■ Aim ■
Your task is to transcribe the records exactly, skipping every image.

■ Material provided ■
-----

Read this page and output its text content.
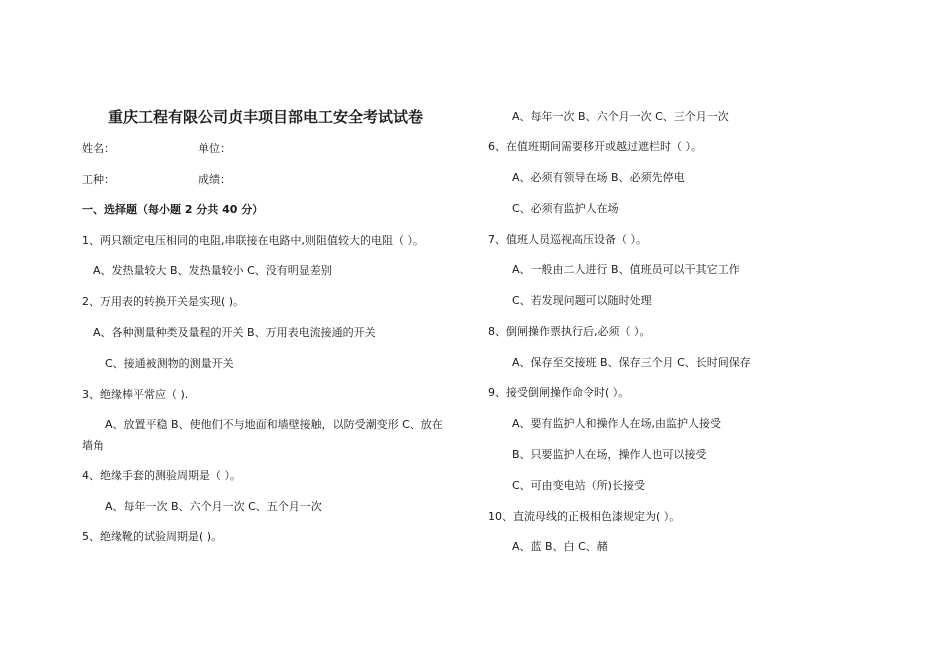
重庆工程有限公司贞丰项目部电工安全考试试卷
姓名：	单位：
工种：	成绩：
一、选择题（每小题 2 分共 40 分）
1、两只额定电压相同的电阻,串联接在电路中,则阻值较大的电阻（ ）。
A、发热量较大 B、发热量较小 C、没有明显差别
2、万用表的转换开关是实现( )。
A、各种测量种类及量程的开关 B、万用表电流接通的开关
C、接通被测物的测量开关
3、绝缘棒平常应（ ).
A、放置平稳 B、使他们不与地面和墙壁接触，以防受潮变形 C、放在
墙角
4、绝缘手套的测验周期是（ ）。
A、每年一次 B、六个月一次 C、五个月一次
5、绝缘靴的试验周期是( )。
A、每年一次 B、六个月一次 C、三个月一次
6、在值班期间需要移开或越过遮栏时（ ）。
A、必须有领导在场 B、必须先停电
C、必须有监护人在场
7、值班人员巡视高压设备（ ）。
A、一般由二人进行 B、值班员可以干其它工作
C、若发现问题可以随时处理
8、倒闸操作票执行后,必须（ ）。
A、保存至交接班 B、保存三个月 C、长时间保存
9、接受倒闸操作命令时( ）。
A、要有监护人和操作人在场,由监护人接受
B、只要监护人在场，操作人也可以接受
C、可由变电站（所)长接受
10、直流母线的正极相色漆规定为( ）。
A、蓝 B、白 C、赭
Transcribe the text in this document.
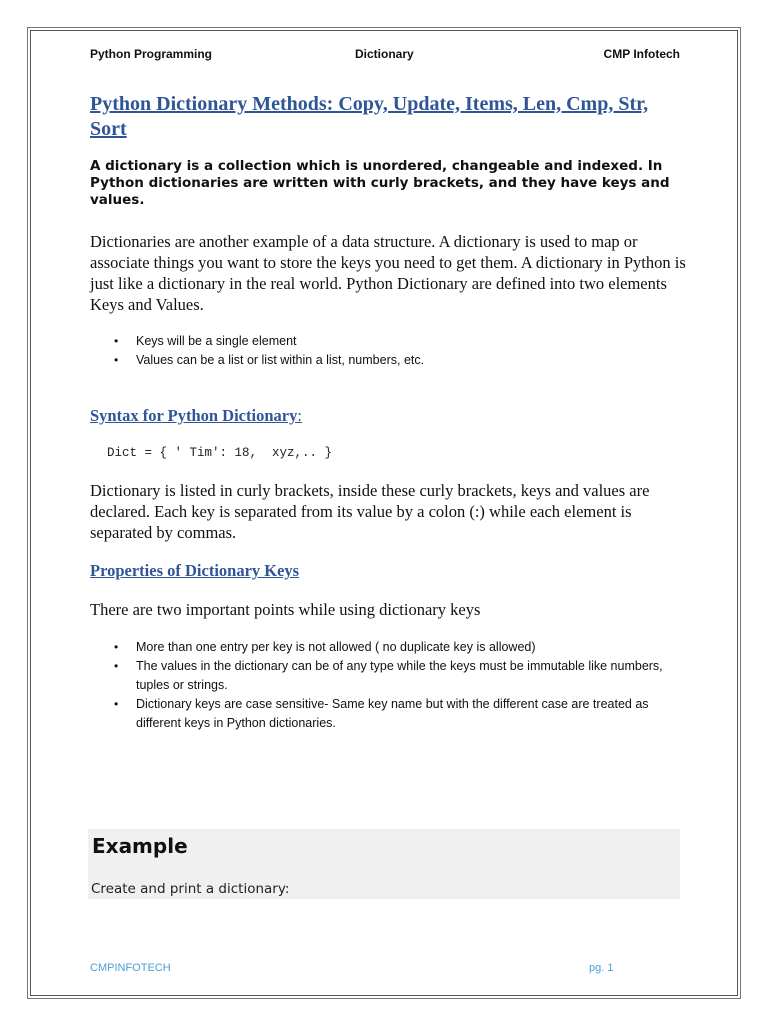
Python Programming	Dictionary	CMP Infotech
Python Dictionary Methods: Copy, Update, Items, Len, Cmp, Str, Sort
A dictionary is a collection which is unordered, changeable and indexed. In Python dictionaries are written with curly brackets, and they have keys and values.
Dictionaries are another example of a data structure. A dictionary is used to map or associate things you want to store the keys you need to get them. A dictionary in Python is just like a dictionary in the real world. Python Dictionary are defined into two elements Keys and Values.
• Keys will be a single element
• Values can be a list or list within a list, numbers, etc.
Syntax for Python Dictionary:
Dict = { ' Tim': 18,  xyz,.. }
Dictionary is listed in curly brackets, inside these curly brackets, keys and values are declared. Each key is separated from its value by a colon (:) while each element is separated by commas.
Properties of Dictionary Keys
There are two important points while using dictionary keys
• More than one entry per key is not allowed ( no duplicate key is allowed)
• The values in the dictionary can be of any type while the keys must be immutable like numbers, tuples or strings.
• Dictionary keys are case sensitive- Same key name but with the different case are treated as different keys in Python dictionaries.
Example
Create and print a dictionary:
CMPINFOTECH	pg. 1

-----

■ The completed task ■
Read this page and output its text content.
重庆工程有限公司贞丰项目部电工安全考试试卷
姓名：	单位：
工种：	成绩：
一、选择题（每小题 2 分共 40 分）
1、两只额定电压相同的电阻,串联接在电路中,则阻值较大的电阻（ ）。
A、发热量较大 B、发热量较小 C、没有明显差别
2、万用表的转换开关是实现( )。
A、各种测量种类及量程的开关 B、万用表电流接通的开关
C、接通被测物的测量开关
3、绝缘棒平常应（ ).
A、放置平稳 B、使他们不与地面和墙壁接触，以防受潮变形 C、放在
墙角
4、绝缘手套的测验周期是（ ）。
A、每年一次 B、六个月一次 C、五个月一次
5、绝缘靴的试验周期是( )。
A、每年一次 B、六个月一次 C、三个月一次
6、在值班期间需要移开或越过遮栏时（ ）。
A、必须有领导在场 B、必须先停电
C、必须有监护人在场
7、值班人员巡视高压设备（ ）。
A、一般由二人进行 B、值班员可以干其它工作
C、若发现问题可以随时处理
8、倒闸操作票执行后,必须（ ）。
A、保存至交接班 B、保存三个月 C、长时间保存
9、接受倒闸操作命令时( ）。
A、要有监护人和操作人在场,由监护人接受
B、只要监护人在场，操作人也可以接受
C、可由变电站（所)长接受
10、直流母线的正极相色漆规定为( ）。
A、蓝 B、白 C、赭
Transcribe the text in this document.
Python Programming	Dictionary	CMP Infotech
Python Dictionary Methods: Copy, Update, Items, Len, Cmp, Str, Sort
A dictionary is a collection which is unordered, changeable and indexed. In Python dictionaries are written with curly brackets, and they have keys and values.
Dictionaries are another example of a data structure. A dictionary is used to map or associate things you want to store the keys you need to get them. A dictionary in Python is just like a dictionary in the real world. Python Dictionary are defined into two elements Keys and Values.
• Keys will be a single element
• Values can be a list or list within a list, numbers, etc.
Syntax for Python Dictionary:
Dict = { ' Tim': 18,  xyz,.. }
Dictionary is listed in curly brackets, inside these curly brackets, keys and values are declared. Each key is separated from its value by a colon (:) while each element is separated by commas.
Properties of Dictionary Keys
There are two important points while using dictionary keys
• More than one entry per key is not allowed ( no duplicate key is allowed)
• The values in the dictionary can be of any type while the keys must be immutable like numbers, tuples or strings.
• Dictionary keys are case sensitive- Same key name but with the different case are treated as different keys in Python dictionaries.
Example
Create and print a dictionary:
CMPINFOTECH	pg. 1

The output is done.